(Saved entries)
--- Start ---

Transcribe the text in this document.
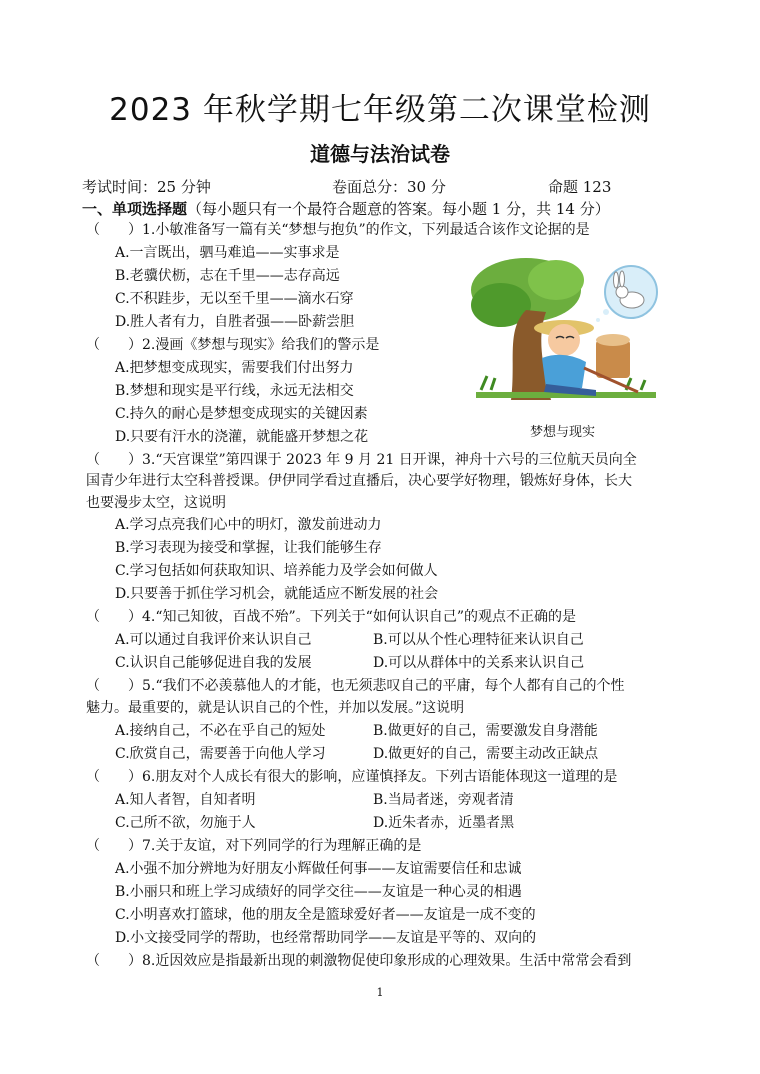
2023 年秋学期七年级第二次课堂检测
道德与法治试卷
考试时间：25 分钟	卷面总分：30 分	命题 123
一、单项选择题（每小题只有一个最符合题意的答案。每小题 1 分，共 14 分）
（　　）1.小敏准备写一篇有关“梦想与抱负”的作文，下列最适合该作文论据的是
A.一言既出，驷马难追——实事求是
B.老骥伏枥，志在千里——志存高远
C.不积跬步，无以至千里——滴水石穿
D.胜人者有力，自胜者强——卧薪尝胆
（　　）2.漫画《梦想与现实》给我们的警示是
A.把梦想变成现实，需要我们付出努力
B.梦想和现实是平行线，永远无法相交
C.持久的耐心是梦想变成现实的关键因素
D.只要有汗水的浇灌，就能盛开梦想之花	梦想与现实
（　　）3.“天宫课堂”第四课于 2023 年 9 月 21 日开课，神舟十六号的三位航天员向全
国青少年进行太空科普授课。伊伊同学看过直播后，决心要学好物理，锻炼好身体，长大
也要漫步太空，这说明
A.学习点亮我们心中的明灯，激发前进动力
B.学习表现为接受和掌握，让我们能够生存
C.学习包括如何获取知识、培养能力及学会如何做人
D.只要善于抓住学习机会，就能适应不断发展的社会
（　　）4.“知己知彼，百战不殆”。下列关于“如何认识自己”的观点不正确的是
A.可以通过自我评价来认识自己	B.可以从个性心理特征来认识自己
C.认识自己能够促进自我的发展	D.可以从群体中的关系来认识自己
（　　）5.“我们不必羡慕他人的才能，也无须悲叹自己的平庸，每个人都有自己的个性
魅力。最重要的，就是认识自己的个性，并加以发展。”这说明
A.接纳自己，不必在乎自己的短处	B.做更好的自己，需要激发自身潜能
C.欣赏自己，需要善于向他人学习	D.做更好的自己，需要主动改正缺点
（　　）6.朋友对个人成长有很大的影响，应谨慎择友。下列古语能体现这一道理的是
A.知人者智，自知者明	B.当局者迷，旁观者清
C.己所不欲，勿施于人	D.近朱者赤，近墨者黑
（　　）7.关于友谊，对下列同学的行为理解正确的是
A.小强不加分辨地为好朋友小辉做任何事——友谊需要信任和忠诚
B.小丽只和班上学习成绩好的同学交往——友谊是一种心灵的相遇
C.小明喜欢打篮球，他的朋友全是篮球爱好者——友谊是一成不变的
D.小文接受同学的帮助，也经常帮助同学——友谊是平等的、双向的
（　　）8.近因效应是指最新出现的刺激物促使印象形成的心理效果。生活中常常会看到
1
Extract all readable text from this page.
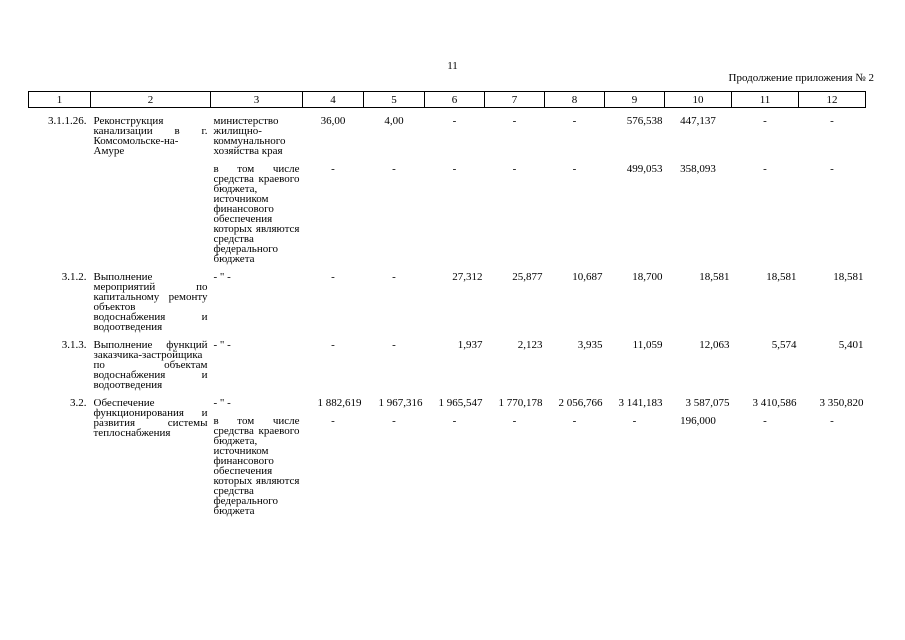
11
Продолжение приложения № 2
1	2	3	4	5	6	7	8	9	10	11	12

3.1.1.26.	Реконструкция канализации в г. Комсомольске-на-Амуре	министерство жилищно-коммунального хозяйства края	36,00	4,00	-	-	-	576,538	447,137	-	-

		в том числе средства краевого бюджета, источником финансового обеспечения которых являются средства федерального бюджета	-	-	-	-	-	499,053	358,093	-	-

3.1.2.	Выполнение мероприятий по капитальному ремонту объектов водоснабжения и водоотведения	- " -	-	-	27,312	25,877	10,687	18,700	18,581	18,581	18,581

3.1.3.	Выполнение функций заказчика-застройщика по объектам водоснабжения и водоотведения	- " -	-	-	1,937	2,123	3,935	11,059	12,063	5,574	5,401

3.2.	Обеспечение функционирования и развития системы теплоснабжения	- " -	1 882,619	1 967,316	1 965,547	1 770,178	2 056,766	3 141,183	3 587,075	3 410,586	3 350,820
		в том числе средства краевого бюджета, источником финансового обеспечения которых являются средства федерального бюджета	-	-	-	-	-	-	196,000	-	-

--- End ---
--- Start ---

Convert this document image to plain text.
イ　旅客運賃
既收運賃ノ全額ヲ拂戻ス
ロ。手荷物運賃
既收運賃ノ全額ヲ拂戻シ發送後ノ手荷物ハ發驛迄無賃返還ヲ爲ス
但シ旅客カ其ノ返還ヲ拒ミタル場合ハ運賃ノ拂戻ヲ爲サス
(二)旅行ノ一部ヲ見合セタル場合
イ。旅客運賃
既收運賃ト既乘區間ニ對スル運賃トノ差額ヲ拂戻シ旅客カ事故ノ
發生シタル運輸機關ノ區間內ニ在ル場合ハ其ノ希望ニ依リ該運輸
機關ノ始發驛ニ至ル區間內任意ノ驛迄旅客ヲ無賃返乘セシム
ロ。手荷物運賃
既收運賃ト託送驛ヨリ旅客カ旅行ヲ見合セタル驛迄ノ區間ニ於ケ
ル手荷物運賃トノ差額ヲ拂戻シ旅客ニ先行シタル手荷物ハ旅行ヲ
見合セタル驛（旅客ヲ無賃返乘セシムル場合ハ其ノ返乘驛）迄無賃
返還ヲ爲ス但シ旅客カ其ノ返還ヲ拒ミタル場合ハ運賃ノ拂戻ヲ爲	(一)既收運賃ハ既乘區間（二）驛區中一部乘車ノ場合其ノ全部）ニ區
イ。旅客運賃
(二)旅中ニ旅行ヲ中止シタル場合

--- End ---

_Exercise_
Find each line with the string "краевого" and copy it out.

_Result of the task_
		в том числе средства краевого бюджета, источником финансового обеспечения которых являются средства федерального бюджета	-	-	-	-	-	499,053	358,093	-	-
		в том числе средства краевого бюджета, источником финансового обеспечения которых являются средства федерального бюджета	-	-	-	-	-	-	196,000	-	-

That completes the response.